Start of STORED DATA

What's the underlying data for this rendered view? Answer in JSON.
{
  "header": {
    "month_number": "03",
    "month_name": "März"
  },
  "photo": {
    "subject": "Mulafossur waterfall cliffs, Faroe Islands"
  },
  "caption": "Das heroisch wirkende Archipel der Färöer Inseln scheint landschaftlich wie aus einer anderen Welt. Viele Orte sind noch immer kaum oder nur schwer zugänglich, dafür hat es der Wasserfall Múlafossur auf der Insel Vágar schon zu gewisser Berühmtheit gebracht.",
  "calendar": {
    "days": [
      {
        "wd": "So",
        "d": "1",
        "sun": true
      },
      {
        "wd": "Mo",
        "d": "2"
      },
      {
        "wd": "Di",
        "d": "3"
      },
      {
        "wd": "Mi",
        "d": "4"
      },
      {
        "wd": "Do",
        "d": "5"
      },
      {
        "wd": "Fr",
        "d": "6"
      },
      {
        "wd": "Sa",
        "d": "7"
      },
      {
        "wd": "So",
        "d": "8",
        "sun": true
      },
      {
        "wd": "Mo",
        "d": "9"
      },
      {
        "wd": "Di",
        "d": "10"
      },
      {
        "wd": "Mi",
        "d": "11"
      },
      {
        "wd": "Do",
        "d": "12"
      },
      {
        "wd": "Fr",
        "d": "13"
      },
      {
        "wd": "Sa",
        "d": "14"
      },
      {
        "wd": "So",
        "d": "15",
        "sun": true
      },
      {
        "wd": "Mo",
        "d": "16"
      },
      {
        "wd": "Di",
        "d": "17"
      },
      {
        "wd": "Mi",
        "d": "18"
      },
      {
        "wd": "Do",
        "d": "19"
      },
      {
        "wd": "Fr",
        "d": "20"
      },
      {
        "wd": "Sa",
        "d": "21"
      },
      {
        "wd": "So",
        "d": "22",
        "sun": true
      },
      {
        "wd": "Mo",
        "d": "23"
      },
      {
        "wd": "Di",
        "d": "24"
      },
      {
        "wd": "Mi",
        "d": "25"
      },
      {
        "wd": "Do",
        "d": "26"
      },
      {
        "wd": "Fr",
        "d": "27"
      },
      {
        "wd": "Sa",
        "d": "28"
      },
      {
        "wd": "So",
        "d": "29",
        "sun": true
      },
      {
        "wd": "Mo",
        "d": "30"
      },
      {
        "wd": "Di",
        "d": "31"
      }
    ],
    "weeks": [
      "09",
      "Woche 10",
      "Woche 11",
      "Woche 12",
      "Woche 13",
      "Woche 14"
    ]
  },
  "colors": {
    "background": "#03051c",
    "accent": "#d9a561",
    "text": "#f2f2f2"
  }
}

End of STORED DATA

## EXERCISE TASK
Gather all lines of the records that include the word "Woche".

## FINAL RESULT
      "Woche 10",
      "Woche 11",
      "Woche 12",
      "Woche 13",
      "Woche 14"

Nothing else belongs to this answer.